Extract, from the records beneath this instruction, each line that contains the word "Total".

▶ [Dataset records]

===============

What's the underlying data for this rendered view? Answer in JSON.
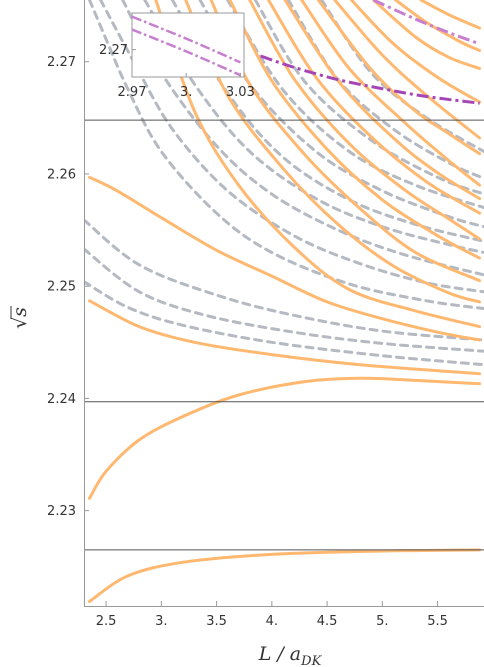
{
  "chart_data": {
    "type": "line",
    "xlabel": "L / a_DK",
    "ylabel": "√s",
    "xlim": [
      2.3,
      5.92
    ],
    "ylim": [
      2.2215,
      2.2755
    ],
    "x_ticks": [
      {
        "value": 2.5,
        "label": "2.5"
      },
      {
        "value": 3.0,
        "label": "3."
      },
      {
        "value": 3.5,
        "label": "3.5"
      },
      {
        "value": 4.0,
        "label": "4."
      },
      {
        "value": 4.5,
        "label": "4.5"
      },
      {
        "value": 5.0,
        "label": "5."
      },
      {
        "value": 5.5,
        "label": "5.5"
      }
    ],
    "y_ticks": [
      {
        "value": 2.23,
        "label": "2.23"
      },
      {
        "value": 2.24,
        "label": "2.24"
      },
      {
        "value": 2.25,
        "label": "2.25"
      },
      {
        "value": 2.26,
        "label": "2.26"
      },
      {
        "value": 2.27,
        "label": "2.27"
      }
    ],
    "thresholds": [
      2.2265,
      2.2397,
      2.2648
    ],
    "colors": {
      "orange": "#ffb870",
      "gray": "#b4b9c2",
      "purple": "#a546b4",
      "purple_light": "#c77fd0",
      "frame": "#999999"
    },
    "orange_curves": [
      [
        [
          2.35,
          2.2219
        ],
        [
          2.7,
          2.2242
        ],
        [
          3.2,
          2.2254
        ],
        [
          4.0,
          2.2261
        ],
        [
          5.0,
          2.2264
        ],
        [
          5.88,
          2.2265
        ]
      ],
      [
        [
          2.35,
          2.2311
        ],
        [
          2.5,
          2.2335
        ],
        [
          2.8,
          2.2363
        ],
        [
          3.2,
          2.2384
        ],
        [
          3.7,
          2.2403
        ],
        [
          4.3,
          2.2415
        ],
        [
          4.8,
          2.2418
        ],
        [
          5.3,
          2.2416
        ],
        [
          5.88,
          2.2413
        ]
      ],
      [
        [
          2.35,
          2.2487
        ],
        [
          2.8,
          2.2464
        ],
        [
          3.3,
          2.245
        ],
        [
          4.0,
          2.2439
        ],
        [
          4.8,
          2.243
        ],
        [
          5.88,
          2.2422
        ]
      ],
      [
        [
          2.35,
          2.2597
        ],
        [
          2.6,
          2.2585
        ],
        [
          3.0,
          2.2561
        ],
        [
          3.5,
          2.2532
        ],
        [
          4.0,
          2.2509
        ],
        [
          4.5,
          2.2486
        ],
        [
          5.0,
          2.2471
        ],
        [
          5.5,
          2.2459
        ],
        [
          5.88,
          2.2452
        ]
      ],
      [
        [
          2.95,
          2.2755
        ],
        [
          3.3,
          2.2656
        ],
        [
          3.7,
          2.259
        ],
        [
          4.2,
          2.2535
        ],
        [
          4.7,
          2.2497
        ],
        [
          5.3,
          2.2478
        ],
        [
          5.88,
          2.2464
        ]
      ],
      [
        [
          3.22,
          2.2755
        ],
        [
          3.6,
          2.267
        ],
        [
          4.1,
          2.2605
        ],
        [
          4.6,
          2.2555
        ],
        [
          5.1,
          2.2518
        ],
        [
          5.6,
          2.2494
        ],
        [
          5.88,
          2.2486
        ]
      ],
      [
        [
          3.45,
          2.2755
        ],
        [
          3.8,
          2.268
        ],
        [
          4.3,
          2.2617
        ],
        [
          4.8,
          2.2569
        ],
        [
          5.3,
          2.253
        ],
        [
          5.88,
          2.2505
        ]
      ],
      [
        [
          3.62,
          2.2755
        ],
        [
          4.0,
          2.2683
        ],
        [
          4.5,
          2.2622
        ],
        [
          5.0,
          2.2577
        ],
        [
          5.5,
          2.2545
        ],
        [
          5.88,
          2.2525
        ]
      ],
      [
        [
          3.8,
          2.2755
        ],
        [
          4.2,
          2.2685
        ],
        [
          4.7,
          2.2627
        ],
        [
          5.2,
          2.2586
        ],
        [
          5.6,
          2.256
        ],
        [
          5.88,
          2.2542
        ]
      ],
      [
        [
          3.97,
          2.2755
        ],
        [
          4.4,
          2.2686
        ],
        [
          4.9,
          2.2633
        ],
        [
          5.4,
          2.2593
        ],
        [
          5.88,
          2.2565
        ]
      ],
      [
        [
          4.12,
          2.2755
        ],
        [
          4.6,
          2.2683
        ],
        [
          5.1,
          2.2632
        ],
        [
          5.5,
          2.2601
        ],
        [
          5.88,
          2.2578
        ]
      ],
      [
        [
          4.27,
          2.2755
        ],
        [
          4.7,
          2.2694
        ],
        [
          5.2,
          2.2646
        ],
        [
          5.6,
          2.2612
        ],
        [
          5.88,
          2.259
        ]
      ],
      [
        [
          4.42,
          2.2755
        ],
        [
          4.9,
          2.2693
        ],
        [
          5.3,
          2.2656
        ],
        [
          5.6,
          2.2636
        ],
        [
          5.88,
          2.2618
        ]
      ],
      [
        [
          4.57,
          2.2755
        ],
        [
          5.0,
          2.2706
        ],
        [
          5.4,
          2.267
        ],
        [
          5.88,
          2.2632
        ]
      ],
      [
        [
          4.72,
          2.2755
        ],
        [
          5.1,
          2.2716
        ],
        [
          5.5,
          2.2686
        ],
        [
          5.88,
          2.2664
        ]
      ],
      [
        [
          4.92,
          2.2755
        ],
        [
          5.3,
          2.2722
        ],
        [
          5.6,
          2.2704
        ],
        [
          5.88,
          2.2694
        ]
      ],
      [
        [
          5.12,
          2.2755
        ],
        [
          5.4,
          2.2735
        ],
        [
          5.7,
          2.2718
        ],
        [
          5.88,
          2.271
        ]
      ],
      [
        [
          5.35,
          2.2755
        ],
        [
          5.6,
          2.2742
        ],
        [
          5.88,
          2.273
        ]
      ]
    ],
    "gray_curves": [
      [
        [
          2.3,
          2.2504
        ],
        [
          2.7,
          2.2481
        ],
        [
          3.2,
          2.2465
        ],
        [
          4.0,
          2.245
        ],
        [
          5.0,
          2.2438
        ],
        [
          5.92,
          2.243
        ]
      ],
      [
        [
          2.3,
          2.2533
        ],
        [
          2.8,
          2.2495
        ],
        [
          3.4,
          2.2474
        ],
        [
          4.2,
          2.2459
        ],
        [
          5.0,
          2.2449
        ],
        [
          5.92,
          2.2442
        ]
      ],
      [
        [
          2.3,
          2.2559
        ],
        [
          2.8,
          2.2519
        ],
        [
          3.5,
          2.2492
        ],
        [
          4.2,
          2.2474
        ],
        [
          5.0,
          2.246
        ],
        [
          5.92,
          2.2452
        ]
      ],
      [
        [
          2.35,
          2.2755
        ],
        [
          2.5,
          2.272
        ],
        [
          2.7,
          2.2675
        ],
        [
          3.0,
          2.262
        ],
        [
          3.5,
          2.2565
        ],
        [
          4.0,
          2.253
        ],
        [
          4.7,
          2.2502
        ],
        [
          5.4,
          2.2487
        ],
        [
          5.92,
          2.248
        ]
      ],
      [
        [
          2.45,
          2.2755
        ],
        [
          2.75,
          2.27
        ],
        [
          3.1,
          2.264
        ],
        [
          3.6,
          2.2585
        ],
        [
          4.2,
          2.2545
        ],
        [
          4.8,
          2.252
        ],
        [
          5.4,
          2.2503
        ],
        [
          5.92,
          2.2495
        ]
      ],
      [
        [
          2.65,
          2.2755
        ],
        [
          3.0,
          2.269
        ],
        [
          3.5,
          2.2625
        ],
        [
          4.0,
          2.2582
        ],
        [
          4.6,
          2.255
        ],
        [
          5.2,
          2.2528
        ],
        [
          5.92,
          2.251
        ]
      ],
      [
        [
          2.85,
          2.2755
        ],
        [
          3.3,
          2.268
        ],
        [
          3.8,
          2.262
        ],
        [
          4.4,
          2.2578
        ],
        [
          5.0,
          2.2553
        ],
        [
          5.6,
          2.2537
        ],
        [
          5.92,
          2.253
        ]
      ],
      [
        [
          3.1,
          2.2755
        ],
        [
          3.6,
          2.2672
        ],
        [
          4.1,
          2.2615
        ],
        [
          4.7,
          2.2577
        ],
        [
          5.3,
          2.2555
        ],
        [
          5.92,
          2.254
        ]
      ],
      [
        [
          3.35,
          2.2755
        ],
        [
          3.8,
          2.268
        ],
        [
          4.4,
          2.262
        ],
        [
          5.0,
          2.2585
        ],
        [
          5.6,
          2.2562
        ],
        [
          5.92,
          2.2553
        ]
      ],
      [
        [
          3.6,
          2.2755
        ],
        [
          4.1,
          2.2675
        ],
        [
          4.7,
          2.262
        ],
        [
          5.3,
          2.259
        ],
        [
          5.92,
          2.257
        ]
      ],
      [
        [
          3.85,
          2.2755
        ],
        [
          4.3,
          2.2682
        ],
        [
          4.9,
          2.263
        ],
        [
          5.5,
          2.2597
        ],
        [
          5.92,
          2.2582
        ]
      ],
      [
        [
          4.15,
          2.2755
        ],
        [
          4.6,
          2.2684
        ],
        [
          5.1,
          2.264
        ],
        [
          5.6,
          2.261
        ],
        [
          5.92,
          2.2596
        ]
      ],
      [
        [
          4.45,
          2.2755
        ],
        [
          4.9,
          2.269
        ],
        [
          5.4,
          2.265
        ],
        [
          5.92,
          2.262
        ]
      ]
    ],
    "purple_curves": [
      {
        "style": "light",
        "points": [
          [
            4.92,
            2.2755
          ],
          [
            5.3,
            2.2738
          ],
          [
            5.6,
            2.2726
          ],
          [
            5.88,
            2.2716
          ]
        ]
      },
      {
        "style": "dark",
        "points": [
          [
            3.9,
            2.2705
          ],
          [
            4.2,
            2.2695
          ],
          [
            4.6,
            2.2684
          ],
          [
            5.0,
            2.2676
          ],
          [
            5.4,
            2.2669
          ],
          [
            5.88,
            2.2663
          ]
        ]
      }
    ],
    "inset": {
      "xlim": [
        2.97,
        3.032
      ],
      "ylim": [
        2.2695,
        2.273
      ],
      "x_ticks": [
        {
          "value": 2.97,
          "label": "2.97"
        },
        {
          "value": 3.0,
          "label": "3."
        },
        {
          "value": 3.03,
          "label": "3.03"
        }
      ],
      "y_ticks": [
        {
          "value": 2.271,
          "label": "2.27"
        }
      ],
      "lines": [
        [
          [
            2.97,
            2.2728
          ],
          [
            3.0,
            2.2716
          ],
          [
            3.03,
            2.2703
          ]
        ],
        [
          [
            2.97,
            2.2721
          ],
          [
            3.0,
            2.2709
          ],
          [
            3.03,
            2.2696
          ]
        ]
      ]
    }
  }
}
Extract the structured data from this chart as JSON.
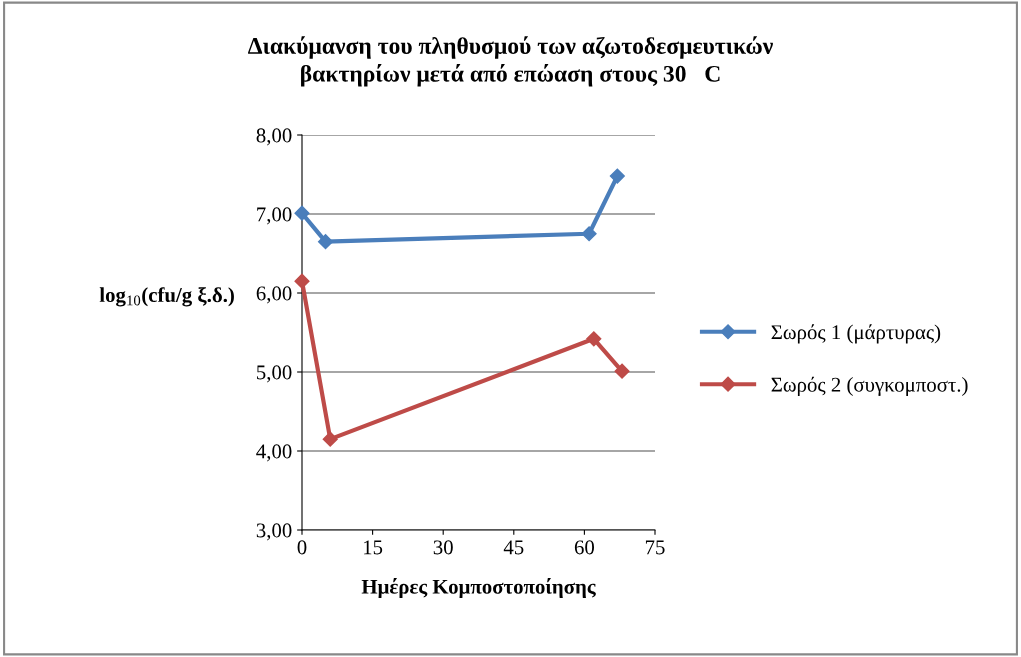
{
  "chart_data": {
    "type": "line",
    "title": "Διακύμανση του πληθυσμού των αζωτοδεσμευτικών\nβακτηρίων μετά από επώαση στους 30   C",
    "xlabel": "Ημέρες Κομποστοποίησης",
    "ylabel": "log$_{10}$(cfu/g ξ.δ.)",
    "series": [
      {
        "name": "Σωρός 1 (μάρτυρας)",
        "color": "#4a7ebb",
        "x": [
          0,
          5,
          61,
          67
        ],
        "values": [
          7.01,
          6.65,
          6.75,
          7.48
        ]
      },
      {
        "name": "Σωρός 2 (συγκομποστ.)",
        "color": "#be4b48",
        "x": [
          0,
          6,
          62,
          68
        ],
        "values": [
          6.15,
          4.15,
          5.42,
          5.01
        ]
      }
    ],
    "xlim": [
      0,
      75
    ],
    "xticks": [
      0,
      15,
      30,
      45,
      60,
      75
    ],
    "ylim": [
      3,
      8
    ],
    "yticks": [
      {
        "value": 3,
        "label": "3,00"
      },
      {
        "value": 4,
        "label": "4,00"
      },
      {
        "value": 5,
        "label": "5,00"
      },
      {
        "value": 6,
        "label": "6,00"
      },
      {
        "value": 7,
        "label": "7,00"
      },
      {
        "value": 8,
        "label": "8,00"
      }
    ],
    "grid": "y",
    "legend": "right",
    "marker": "diamond",
    "line_style": "solid"
  }
}
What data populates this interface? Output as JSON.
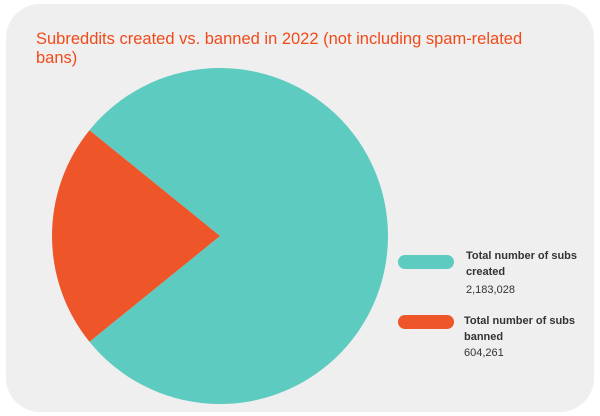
{
  "chart_data": {
    "type": "pie",
    "title": "Subreddits created vs. banned in 2022 (not including spam-related bans)",
    "series": [
      {
        "name": "Total number of subs created",
        "value": 2183028,
        "value_label": "2,183,028",
        "color": "#5ecbc0"
      },
      {
        "name": "Total number of subs banned",
        "value": 604261,
        "value_label": "604,261",
        "color": "#ee5528"
      }
    ],
    "legend_position": "right"
  }
}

===============

▶ [Answer to the problem]
        "name": "Total number of subs created",
        "name": "Total number of subs banned",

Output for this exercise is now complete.